#### [What the task requires]
Which lines hold the string "valve"? Copy every one of them.

(Recorded data)
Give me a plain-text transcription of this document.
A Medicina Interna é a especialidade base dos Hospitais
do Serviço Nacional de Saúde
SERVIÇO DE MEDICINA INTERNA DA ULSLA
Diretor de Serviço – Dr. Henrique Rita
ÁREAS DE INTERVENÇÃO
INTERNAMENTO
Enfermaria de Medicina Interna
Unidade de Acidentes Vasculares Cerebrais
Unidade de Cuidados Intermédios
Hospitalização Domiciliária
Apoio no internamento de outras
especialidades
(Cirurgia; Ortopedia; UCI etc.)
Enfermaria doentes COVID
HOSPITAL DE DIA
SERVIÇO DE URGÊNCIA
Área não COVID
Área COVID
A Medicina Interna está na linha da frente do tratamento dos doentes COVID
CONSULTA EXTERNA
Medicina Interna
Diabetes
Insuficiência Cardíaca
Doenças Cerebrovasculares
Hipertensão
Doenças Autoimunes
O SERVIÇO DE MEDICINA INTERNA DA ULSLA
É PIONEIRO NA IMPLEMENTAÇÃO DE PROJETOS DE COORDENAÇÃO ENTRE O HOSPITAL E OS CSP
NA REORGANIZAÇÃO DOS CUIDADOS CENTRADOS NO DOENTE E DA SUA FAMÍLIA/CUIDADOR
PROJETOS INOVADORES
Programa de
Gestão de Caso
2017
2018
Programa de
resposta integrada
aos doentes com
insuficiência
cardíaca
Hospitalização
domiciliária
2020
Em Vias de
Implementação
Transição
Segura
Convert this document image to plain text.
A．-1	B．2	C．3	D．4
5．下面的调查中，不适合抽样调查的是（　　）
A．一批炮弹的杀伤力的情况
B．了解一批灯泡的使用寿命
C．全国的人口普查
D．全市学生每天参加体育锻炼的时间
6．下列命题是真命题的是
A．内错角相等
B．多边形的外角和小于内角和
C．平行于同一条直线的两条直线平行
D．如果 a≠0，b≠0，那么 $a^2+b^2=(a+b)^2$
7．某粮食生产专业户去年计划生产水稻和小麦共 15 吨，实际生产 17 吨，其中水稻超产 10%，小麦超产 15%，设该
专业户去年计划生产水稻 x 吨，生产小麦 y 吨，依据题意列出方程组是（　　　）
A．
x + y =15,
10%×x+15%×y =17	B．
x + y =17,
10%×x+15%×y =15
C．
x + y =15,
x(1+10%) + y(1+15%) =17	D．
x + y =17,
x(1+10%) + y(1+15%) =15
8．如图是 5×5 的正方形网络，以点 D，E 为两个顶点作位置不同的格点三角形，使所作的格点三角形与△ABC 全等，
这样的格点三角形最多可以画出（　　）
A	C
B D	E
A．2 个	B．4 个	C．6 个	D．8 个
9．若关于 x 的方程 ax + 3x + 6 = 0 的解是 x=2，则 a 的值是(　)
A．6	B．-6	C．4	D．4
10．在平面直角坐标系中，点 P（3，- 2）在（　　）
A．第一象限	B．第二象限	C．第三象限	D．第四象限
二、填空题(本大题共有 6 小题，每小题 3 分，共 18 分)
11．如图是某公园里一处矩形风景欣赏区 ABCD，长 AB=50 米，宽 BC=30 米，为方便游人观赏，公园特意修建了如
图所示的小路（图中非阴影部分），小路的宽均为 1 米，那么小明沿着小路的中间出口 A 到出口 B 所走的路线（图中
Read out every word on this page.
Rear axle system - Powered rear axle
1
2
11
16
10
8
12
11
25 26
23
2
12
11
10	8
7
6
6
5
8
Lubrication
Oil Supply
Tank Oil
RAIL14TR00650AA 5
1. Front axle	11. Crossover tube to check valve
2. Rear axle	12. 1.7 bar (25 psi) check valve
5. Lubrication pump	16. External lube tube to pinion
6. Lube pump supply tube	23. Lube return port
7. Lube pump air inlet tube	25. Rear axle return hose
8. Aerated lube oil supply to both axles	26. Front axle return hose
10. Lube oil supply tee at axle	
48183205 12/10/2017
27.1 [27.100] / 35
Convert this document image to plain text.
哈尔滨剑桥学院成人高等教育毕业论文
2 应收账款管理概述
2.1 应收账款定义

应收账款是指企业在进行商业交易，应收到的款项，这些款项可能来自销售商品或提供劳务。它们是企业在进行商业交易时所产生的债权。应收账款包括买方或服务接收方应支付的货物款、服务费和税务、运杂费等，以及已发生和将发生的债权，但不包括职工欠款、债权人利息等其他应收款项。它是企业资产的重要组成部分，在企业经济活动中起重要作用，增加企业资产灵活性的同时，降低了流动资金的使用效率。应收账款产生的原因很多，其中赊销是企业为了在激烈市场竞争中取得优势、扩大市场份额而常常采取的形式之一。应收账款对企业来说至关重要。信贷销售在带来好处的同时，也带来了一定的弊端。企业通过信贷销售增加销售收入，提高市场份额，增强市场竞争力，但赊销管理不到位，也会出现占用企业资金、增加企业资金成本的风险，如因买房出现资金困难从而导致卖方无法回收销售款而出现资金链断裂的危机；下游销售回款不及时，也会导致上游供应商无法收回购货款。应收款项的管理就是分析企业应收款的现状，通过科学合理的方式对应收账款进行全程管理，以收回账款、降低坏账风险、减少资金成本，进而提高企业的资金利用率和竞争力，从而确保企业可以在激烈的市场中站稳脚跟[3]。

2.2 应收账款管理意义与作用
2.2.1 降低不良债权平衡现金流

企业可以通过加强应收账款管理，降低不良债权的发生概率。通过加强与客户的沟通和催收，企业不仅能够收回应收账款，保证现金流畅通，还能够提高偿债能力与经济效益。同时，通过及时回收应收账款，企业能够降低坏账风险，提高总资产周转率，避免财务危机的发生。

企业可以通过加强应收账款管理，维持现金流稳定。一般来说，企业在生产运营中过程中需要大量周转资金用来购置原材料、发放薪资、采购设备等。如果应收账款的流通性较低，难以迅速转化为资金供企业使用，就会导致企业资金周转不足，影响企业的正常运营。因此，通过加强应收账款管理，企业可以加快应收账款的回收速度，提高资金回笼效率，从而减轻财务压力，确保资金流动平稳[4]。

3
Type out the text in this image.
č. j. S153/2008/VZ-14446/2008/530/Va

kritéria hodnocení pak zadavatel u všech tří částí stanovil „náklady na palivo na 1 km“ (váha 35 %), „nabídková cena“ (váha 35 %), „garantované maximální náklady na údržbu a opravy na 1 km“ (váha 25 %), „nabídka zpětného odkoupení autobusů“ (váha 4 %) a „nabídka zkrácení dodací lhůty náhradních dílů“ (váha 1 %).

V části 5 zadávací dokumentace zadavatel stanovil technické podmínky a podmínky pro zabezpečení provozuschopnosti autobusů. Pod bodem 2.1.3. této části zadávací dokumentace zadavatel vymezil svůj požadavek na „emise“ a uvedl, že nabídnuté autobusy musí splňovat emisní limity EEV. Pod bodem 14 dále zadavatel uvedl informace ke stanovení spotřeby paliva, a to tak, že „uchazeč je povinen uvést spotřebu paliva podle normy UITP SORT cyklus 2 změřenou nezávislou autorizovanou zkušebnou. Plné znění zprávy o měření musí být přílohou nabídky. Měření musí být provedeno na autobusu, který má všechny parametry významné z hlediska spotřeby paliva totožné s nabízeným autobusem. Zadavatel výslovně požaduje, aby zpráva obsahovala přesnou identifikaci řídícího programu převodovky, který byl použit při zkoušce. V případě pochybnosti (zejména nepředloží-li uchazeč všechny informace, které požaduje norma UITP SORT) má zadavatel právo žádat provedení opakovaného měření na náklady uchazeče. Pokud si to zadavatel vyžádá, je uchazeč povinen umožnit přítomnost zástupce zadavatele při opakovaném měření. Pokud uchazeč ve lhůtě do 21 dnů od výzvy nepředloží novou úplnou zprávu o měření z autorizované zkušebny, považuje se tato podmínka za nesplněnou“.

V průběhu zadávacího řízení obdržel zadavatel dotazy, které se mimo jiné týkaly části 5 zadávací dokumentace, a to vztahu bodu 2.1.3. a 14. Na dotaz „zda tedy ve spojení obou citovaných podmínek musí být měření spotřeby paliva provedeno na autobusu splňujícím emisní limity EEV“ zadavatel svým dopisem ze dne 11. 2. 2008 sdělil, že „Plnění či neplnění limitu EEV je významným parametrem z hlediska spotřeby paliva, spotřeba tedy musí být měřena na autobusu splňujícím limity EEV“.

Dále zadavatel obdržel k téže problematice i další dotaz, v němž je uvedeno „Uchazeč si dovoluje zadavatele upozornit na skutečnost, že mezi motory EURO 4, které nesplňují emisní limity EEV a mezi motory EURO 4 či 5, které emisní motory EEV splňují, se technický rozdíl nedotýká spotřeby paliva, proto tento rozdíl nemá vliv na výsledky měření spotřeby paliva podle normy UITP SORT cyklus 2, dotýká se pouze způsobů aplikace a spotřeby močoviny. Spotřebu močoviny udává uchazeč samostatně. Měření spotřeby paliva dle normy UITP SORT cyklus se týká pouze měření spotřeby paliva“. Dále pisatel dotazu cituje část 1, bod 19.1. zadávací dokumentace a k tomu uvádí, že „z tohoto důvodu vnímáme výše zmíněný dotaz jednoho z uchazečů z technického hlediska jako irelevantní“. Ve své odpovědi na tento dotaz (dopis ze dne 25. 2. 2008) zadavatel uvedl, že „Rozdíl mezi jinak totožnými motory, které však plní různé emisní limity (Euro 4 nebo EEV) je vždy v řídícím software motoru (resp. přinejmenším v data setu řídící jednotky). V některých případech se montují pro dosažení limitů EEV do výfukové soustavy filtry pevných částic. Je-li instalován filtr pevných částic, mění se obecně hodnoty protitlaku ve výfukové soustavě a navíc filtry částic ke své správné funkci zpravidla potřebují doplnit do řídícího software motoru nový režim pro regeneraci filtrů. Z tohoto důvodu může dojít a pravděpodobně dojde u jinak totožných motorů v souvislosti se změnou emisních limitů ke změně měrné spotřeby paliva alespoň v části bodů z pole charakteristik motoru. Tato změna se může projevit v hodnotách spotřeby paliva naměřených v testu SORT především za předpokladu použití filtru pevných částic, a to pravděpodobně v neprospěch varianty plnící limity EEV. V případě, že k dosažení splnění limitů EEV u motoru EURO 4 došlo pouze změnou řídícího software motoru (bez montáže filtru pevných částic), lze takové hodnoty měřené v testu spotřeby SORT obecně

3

#### [Solution below]
1. Front axle	11. Crossover tube to check valve
2. Rear axle	12. 1.7 bar (25 psi) check valve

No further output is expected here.